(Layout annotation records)
»»

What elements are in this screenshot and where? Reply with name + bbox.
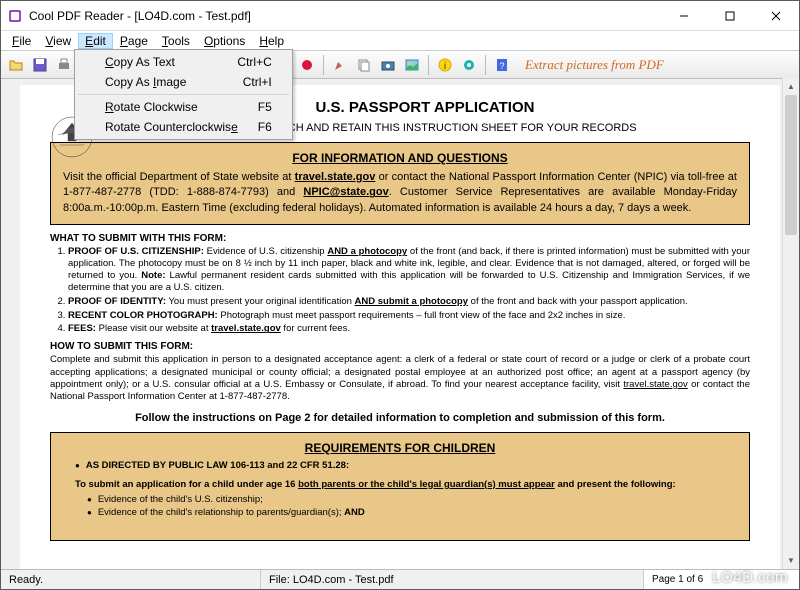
actual-size-icon[interactable] (296, 54, 318, 76)
extract-images-icon[interactable] (401, 54, 423, 76)
window-title: Cool PDF Reader - [LO4D.com - Test.pdf] (29, 9, 661, 23)
scroll-up-arrow[interactable]: ▲ (783, 78, 799, 95)
info-box-body: Visit the official Department of State w… (63, 170, 737, 216)
menu-file[interactable]: File (5, 33, 38, 49)
svg-text:i: i (444, 61, 446, 72)
toolbar-separator (485, 55, 486, 75)
minimize-button[interactable] (661, 1, 707, 30)
toolbar-separator (428, 55, 429, 75)
status-ready: Ready. (1, 570, 261, 589)
info-box-title: FOR INFORMATION AND QUESTIONS (63, 151, 737, 165)
menu-copy-as-text[interactable]: Copy As Text Ctrl+C (77, 52, 290, 72)
list-item: PROOF OF IDENTITY: You must present your… (68, 296, 750, 308)
how-head: HOW TO SUBMIT THIS FORM: (50, 341, 750, 352)
print-icon[interactable] (53, 54, 75, 76)
status-page: Page 1 of 6 (644, 570, 799, 589)
toolbar-hint: Extract pictures from PDF (525, 57, 664, 73)
center-instruction: Follow the instructions on Page 2 for de… (50, 412, 750, 424)
scroll-thumb[interactable] (785, 95, 797, 235)
how-body: Complete and submit this application in … (50, 354, 750, 403)
menu-view[interactable]: View (38, 33, 78, 49)
maximize-button[interactable] (707, 1, 753, 30)
info-icon[interactable]: i (434, 54, 456, 76)
children-box: REQUIREMENTS FOR CHILDREN AS DIRECTED BY… (50, 432, 750, 541)
statusbar: Ready. File: LO4D.com - Test.pdf Page 1 … (1, 569, 799, 589)
window-buttons (661, 1, 799, 30)
what-list: PROOF OF U.S. CITIZENSHIP: Evidence of U… (50, 246, 750, 335)
children-box-title: REQUIREMENTS FOR CHILDREN (63, 441, 737, 455)
list-item: PROOF OF U.S. CITIZENSHIP: Evidence of U… (68, 246, 750, 294)
menu-separator (78, 94, 289, 95)
list-item: FEES: Please visit our website at travel… (68, 323, 750, 335)
menubar: File View Edit Page Tools Options Help (1, 31, 799, 51)
list-item: AS DIRECTED BY PUBLIC LAW 106-113 and 22… (75, 460, 737, 471)
open-icon[interactable] (5, 54, 27, 76)
children-sub: To submit an application for a child und… (75, 479, 737, 490)
copy-icon[interactable] (353, 54, 375, 76)
menu-options[interactable]: Options (197, 33, 252, 49)
snapshot-icon[interactable] (377, 54, 399, 76)
info-box: FOR INFORMATION AND QUESTIONS Visit the … (50, 142, 750, 225)
toolbar-separator (323, 55, 324, 75)
status-file: File: LO4D.com - Test.pdf (261, 570, 644, 589)
titlebar: Cool PDF Reader - [LO4D.com - Test.pdf] (1, 1, 799, 31)
svg-text:?: ? (499, 61, 504, 71)
save-icon[interactable] (29, 54, 51, 76)
app-icon (7, 8, 23, 24)
edit-dropdown: Copy As Text Ctrl+C Copy As Image Ctrl+I… (74, 49, 293, 140)
list-item: Evidence of the child's U.S. citizenship… (87, 494, 737, 505)
vertical-scrollbar[interactable]: ▲ ▼ (782, 78, 799, 569)
what-head: WHAT TO SUBMIT WITH THIS FORM: (50, 233, 750, 244)
scroll-down-arrow[interactable]: ▼ (783, 552, 799, 569)
help-icon[interactable]: ? (491, 54, 513, 76)
menu-rotate-counterclockwise[interactable]: Rotate Counterclockwise F6 (77, 117, 290, 137)
close-button[interactable] (753, 1, 799, 30)
menu-rotate-clockwise[interactable]: Rotate Clockwise F5 (77, 97, 290, 117)
children-evidence: Evidence of the child's U.S. citizenship… (63, 494, 737, 518)
menu-page[interactable]: Page (113, 33, 155, 49)
children-bullets: AS DIRECTED BY PUBLIC LAW 106-113 and 22… (63, 460, 737, 471)
pdf-page: U.S. PASSPORT APPLICATION PLEASE DETACH … (20, 85, 780, 569)
menu-help[interactable]: Help (252, 33, 291, 49)
tool-icon-1[interactable] (329, 54, 351, 76)
menu-copy-as-image[interactable]: Copy As Image Ctrl+I (77, 72, 290, 92)
menu-edit[interactable]: Edit (78, 33, 113, 49)
list-item: Evidence of the child's relationship to … (87, 507, 737, 518)
document-viewport[interactable]: U.S. PASSPORT APPLICATION PLEASE DETACH … (1, 79, 799, 569)
list-item: RECENT COLOR PHOTOGRAPH: Photograph must… (68, 310, 750, 322)
settings-icon[interactable] (458, 54, 480, 76)
menu-tools[interactable]: Tools (155, 33, 197, 49)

««

STATED TASK » How many lines of the items above contain the string "arrow"? Reply with the number only.

OUTPUT OF THE TASK » 2